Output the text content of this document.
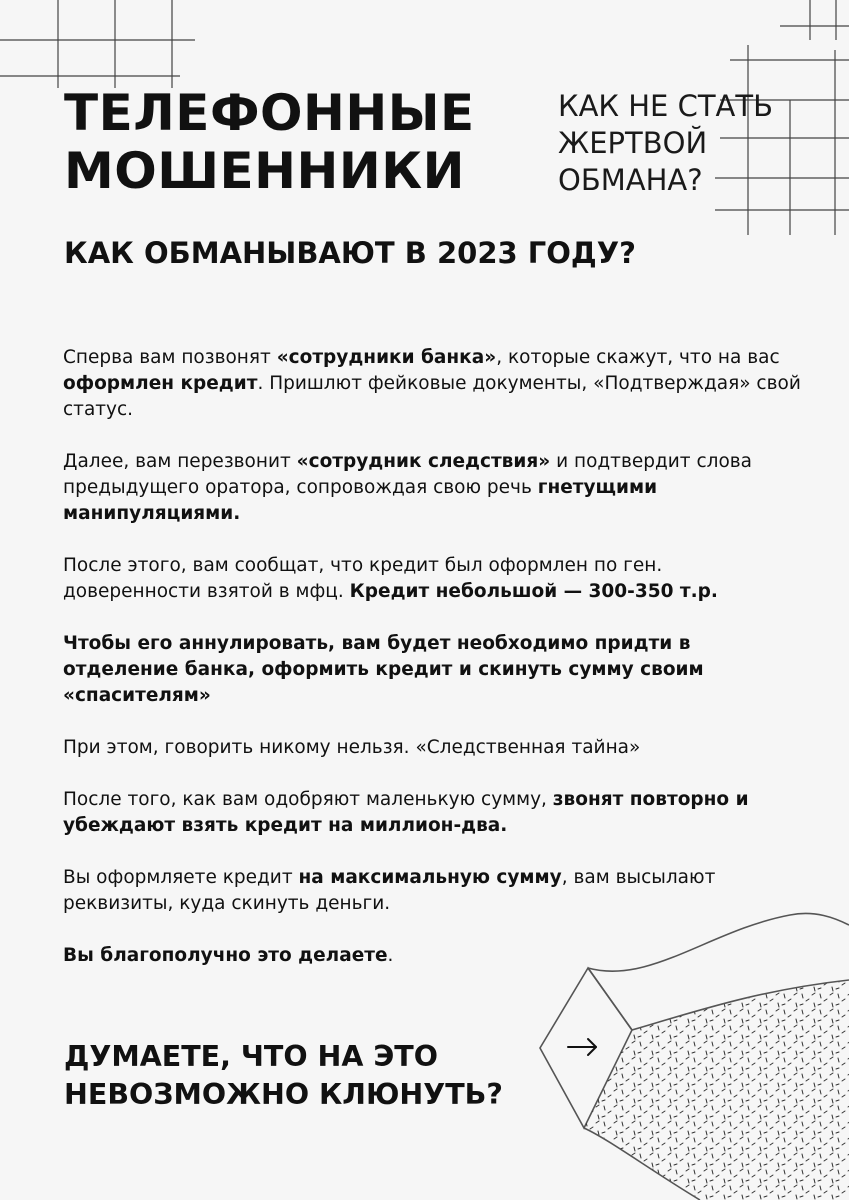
ТЕЛЕФОННЫЕ
МОШЕННИКИ
КАК НЕ СТАТЬ
ЖЕРТВОЙ
ОБМАНА?
КАК ОБМАНЫВАЮТ В 2023 ГОДУ?

Сперва вам позвонят «сотрудники банка», которые скажут, что на вас оформлен кредит. Пришлют фейковые документы, «Подтверждая» свой статус.

Далее, вам перезвонит «сотрудник следствия» и подтвердит слова предыдущего оратора, сопровождая свою речь гнетущими манипуляциями.

После этого, вам сообщат, что кредит был оформлен по ген. доверенности взятой в мфц. Кредит небольшой — 300-350 т.р.

Чтобы его аннулировать, вам будет необходимо придти в отделение банка, оформить кредит и скинуть сумму своим «спасителям»

При этом, говорить никому нельзя. «Следственная тайна»

После того, как вам одобряют маленькую сумму, звонят повторно и убеждают взять кредит на миллион-два.

Вы оформляете кредит на максимальную сумму, вам высылают реквизиты, куда скинуть деньги.

Вы благополучно это делаете.

ДУМАЕТЕ, ЧТО НА ЭТО
НЕВОЗМОЖНО КЛЮНУТЬ?
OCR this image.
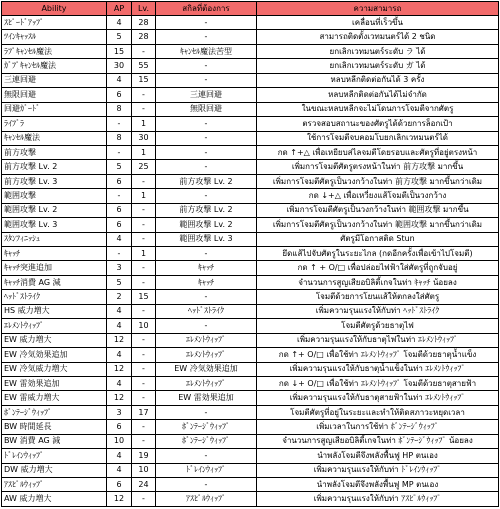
Ability	AP	Lv.	สกิลที่ต้องการ	ความสามารถ
ｽﾋﾟｰﾄﾞｱｯﾌﾟ	4	28	-	เคลื่อนที่เร็วขึ้น
ﾂｲﾝｷｬｯｽﾙ	5	28	-	สามารถติดตั้งเวทมนตร์ได้ 2 ชนิด
ﾗﾌﾟｷｬﾝｾﾙ魔法	15	-	ｷｬﾝｾﾙ魔法苦型	ยกเลิกเวทมนตร์ระดับ ラ ได้
ｶﾞﾌﾟｷｬﾝｾﾙ魔法	30	55	-	ยกเลิกเวทมนตร์ระดับ ガ ได้
三連回避	4	15	-	หลบหลีกติดต่อกันได้ 3 ครั้ง
無限回避	6	-	三連回避	หลบหลีกติดต่อกันได้ไม่จำกัด
回避ｶﾞｰﾄﾞ	8	-	無限回避	ในขณะหลบหลีกจะไม่โดนการโจมตีจากศัตรู
ﾗｲﾌﾞﾗ	-	1	-	ตรวจสอบสถานะของศัตรูได้ด้วยการล็อกเป้า
ｷｬﾝｾﾙ魔法	8	30	-	ใช้การโจมตีจบคอมโบยกเลิกเวทมนตร์ได้
前方攻撃	-	1	-	กด ↑+△ เพื่อเหยียบส่ไลจมตีโดยรอบและศัตรูที่อยู่ตรงหน้า
前方攻撃 Lv. 2	5	25	-	เพิ่มการโจมตีศัตรูตรงหน้าในท่า 前方攻撃 มากขึ้น
前方攻撃 Lv. 3	6	-	前方攻撃 Lv. 2	เพิ่มการโจมตีศัตรูเป็นวงกว้างในท่า 前方攻撃 มากขึ้นกว่าเดิม
範囲攻撃	-	1	-	กด ↓+△ เพื่อเหวี่ยงแส้โจมตีเป็นวงกว้าง
範囲攻撃 Lv. 2	6	-	前方攻撃 Lv. 2	เพิ่มการโจมตีศัตรูเป็นวงกว้างในท่า 範囲攻撃 มากขึ้น
範囲攻撃 Lv. 3	6	-	範囲攻撃 Lv. 2	เพิ่มการโจมตีศัตรูเป็นวงกว้างในท่า 範囲攻撃 มากขึ้นกว่าเดิม
ｽﾀﾝﾌｨﾆｯｼｭ	4	-	範囲攻撃 Lv. 3	ศัตรูมีโอกาสติด Stun
ｷｬｯﾁ	-	1	-	ยึดแส้ไปจับศัตรูในระยะไกล (กดอีกครั้งเพื่อเข้าไปโจมตี)
ｷｬｯﾁ突進追加	3	-	ｷｬｯﾁ	กด ↑ + O/□ เพื่อปล่อยไฟฟ้าใส่ศัตรูที่ถูกจับอยู่
ｷｬｯﾁ消費 AG 減	5	-	ｷｬｯﾁ	จำนวนการสูญเสียอบิลิตี้เกจในท่า ｷｬｯﾁ น้อยลง
ﾍｯﾄﾞｽﾄﾗｲｸ	2	15	-	โจมตีด้วยการโยนแส้ให้ตกลงใส่ศัตรู
HS 威力増大	4	-	ﾍｯﾄﾞｽﾄﾗｲｸ	เพิ่มความรุนแรงให้กับท่า ﾍｯﾄﾞｽﾄﾗｲｸ
ｴﾚﾒﾝﾄｳｨｯﾌﾟ	4	10	-	โจมตีศัตรูด้วยธาตุไฟ
EW 威力増大	12	-	ｴﾚﾒﾝﾄｳｨｯﾌﾟ	เพิ่มความรุนแรงให้กับธาตุไฟในท่า ｴﾚﾒﾝﾄｳｨｯﾌﾟ
EW 冷気効果追加	4	-	ｴﾚﾒﾝﾄｳｨｯﾌﾟ	กด ↑+ O/□ เพื่อใช้ท่า ｴﾚﾒﾝﾄｳｨｯﾌﾟ โจมตีด้วยธาตุน้ำแข็ง
EW 冷気威力増大	12	-	EW 冷気効果追加	เพิ่มความรุนแรงให้กับธาตุน้ำแข็งในท่า ｴﾚﾒﾝﾄｳｨｯﾌﾟ
EW 雷効果追加	4	-	ｴﾚﾒﾝﾄｳｨｯﾌﾟ	กด ↓+ O/□ เพื่อใช้ท่า ｴﾚﾒﾝﾄｳｨｯﾌﾟ โจมตีด้วยธาตุสายฟ้า
EW 雷威力増大	12	-	EW 雷効果追加	เพิ่มความรุนแรงให้กับธาตุสายฟ้าในท่า ｴﾚﾒﾝﾄｳｨｯﾌﾟ
ﾎﾞﾝﾃｰｼﾞｳｨｯﾌﾟ	3	17	-	โจมตีศัตรูที่อยู่ในระยะและทำให้ติดสภาวะหยุดเวลา
BW 時間延長	6	-	ﾎﾞﾝﾃｰｼﾞｳｨｯﾌﾟ	เพิ่มเวลาในการใช้ท่า ﾎﾞﾝﾃｰｼﾞｳｨｯﾌﾟ
BW 消費 AG 減	10	-	ﾎﾞﾝﾃｰｼﾞｳｨｯﾌﾟ	จำนวนการสูญเสียอบิลิตี้เกจในท่า ﾎﾞﾝﾃｰｼﾞｳｨｯﾌﾟ น้อยลง
ﾄﾞﾚｲﾝｳｨｯﾌﾟ	4	19	-	นำพลังโจมตีจึงพลังพื้นฟู HP ตนเอง
DW 威力増大	4	10	ﾄﾞﾚｲﾝｳｨｯﾌﾟ	เพิ่มความรุนแรงให้กับท่า ﾄﾞﾚｲﾝｳｨｯﾌﾟ
ｱｽﾋﾟﾙｳｨｯﾌﾟ	6	24	-	นำพลังโจมตีจึงพลังพื้นฟู MP ตนเอง
AW 威力増大	12	-	ｱｽﾋﾟﾙｳｨｯﾌﾟ	เพิ่มความรุนแรงให้กับท่า ｱｽﾋﾟﾙｳｨｯﾌﾟ
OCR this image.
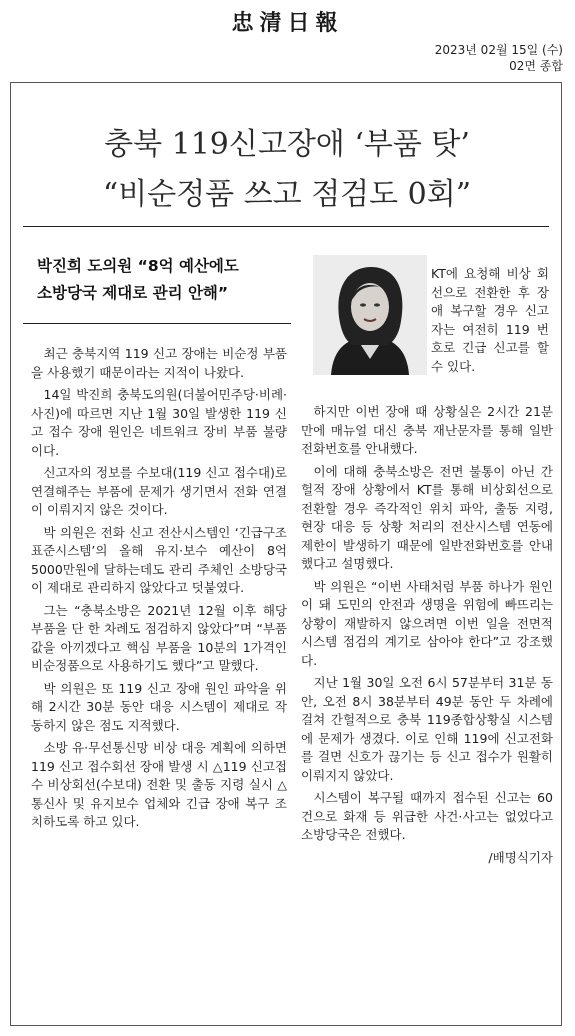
忠清日報
2023년 02월 15일 (수)
02면 종합
충북 119신고장애 ‘부품 탓’
“비순정품 쓰고 점검도 0회”
박진희 도의원 “8억 예산에도
소방당국 제대로 관리 안해”

최근 충북지역 119 신고 장애는 비순정 부품을 사용했기 때문이라는 지적이 나왔다.

14일 박진희 충북도의원(더불어민주당·비례·사진)에 따르면 지난 1월 30일 발생한 119 신고 접수 장애 원인은 네트워크 장비 부품 불량이다.

신고자의 정보를 수보대(119 신고 접수대)로 연결해주는 부품에 문제가 생기면서 전화 연결이 이뤄지지 않은 것이다.

박 의원은 전화 신고 전산시스템인 ‘긴급구조 표준시스템’의 올해 유지·보수 예산이 8억5000만원에 달하는데도 관리 주체인 소방당국이 제대로 관리하지 않았다고 덧붙였다.

그는 “충북소방은 2021년 12월 이후 해당 부품을 단 한 차례도 점검하지 않았다”며 “부품값을 아끼겠다고 핵심 부품을 10분의 1가격인 비순정품으로 사용하기도 했다”고 말했다.

박 의원은 또 119 신고 장애 원인 파악을 위해 2시간 30분 동안 대응 시스템이 제대로 작동하지 않은 점도 지적했다.

소방 유·무선통신망 비상 대응 계획에 의하면 119 신고 접수회선 장애 발생 시 △119 신고접수 비상회선(수보대) 전환 및 출동 지령 실시 △통신사 및 유지보수 업체와 긴급 장애 복구 조치하도록 하고 있다.

KT에 요청해 비상 회선으로 전환한 후 장애 복구할 경우 신고자는 여전히 119 번호로 긴급 신고를 할 수 있다.

하지만 이번 장애 때 상황실은 2시간 21분 만에 매뉴얼 대신 충북 재난문자를 통해 일반 전화번호를 안내했다.

이에 대해 충북소방은 전면 불통이 아닌 간헐적 장애 상황에서 KT를 통해 비상회선으로 전환할 경우 즉각적인 위치 파악, 출동 지령, 현장 대응 등 상황 처리의 전산시스템 연동에 제한이 발생하기 때문에 일반전화번호를 안내했다고 설명했다.

박 의원은 “이번 사태처럼 부품 하나가 원인이 돼 도민의 안전과 생명을 위험에 빠뜨리는 상황이 재발하지 않으려면 이번 일을 전면적 시스템 점검의 계기로 삼아야 한다”고 강조했다.

지난 1월 30일 오전 6시 57분부터 31분 동안, 오전 8시 38분부터 49분 동안 두 차례에 걸쳐 간헐적으로 충북 119종합상황실 시스템에 문제가 생겼다. 이로 인해 119에 신고전화를 걸면 신호가 끊기는 등 신고 접수가 원활히 이뤄지지 않았다.

시스템이 복구될 때까지 접수된 신고는 60건으로 화재 등 위급한 사건·사고는 없었다고 소방당국은 전했다.

/배명식기자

◇ ◇ ◇

## What is needed:
Look through the entries and return every line where "ｱｽﾋﾟﾙｳｨｯﾌﾟ" appears.

## Exercise output:
ｱｽﾋﾟﾙｳｨｯﾌﾟ	6	24	-	นำพลังโจมตีจึงพลังพื้นฟู MP ตนเอง
AW 威力増大	12	-	ｱｽﾋﾟﾙｳｨｯﾌﾟ	เพิ่มความรุนแรงให้กับท่า ｱｽﾋﾟﾙｳｨｯﾌﾟ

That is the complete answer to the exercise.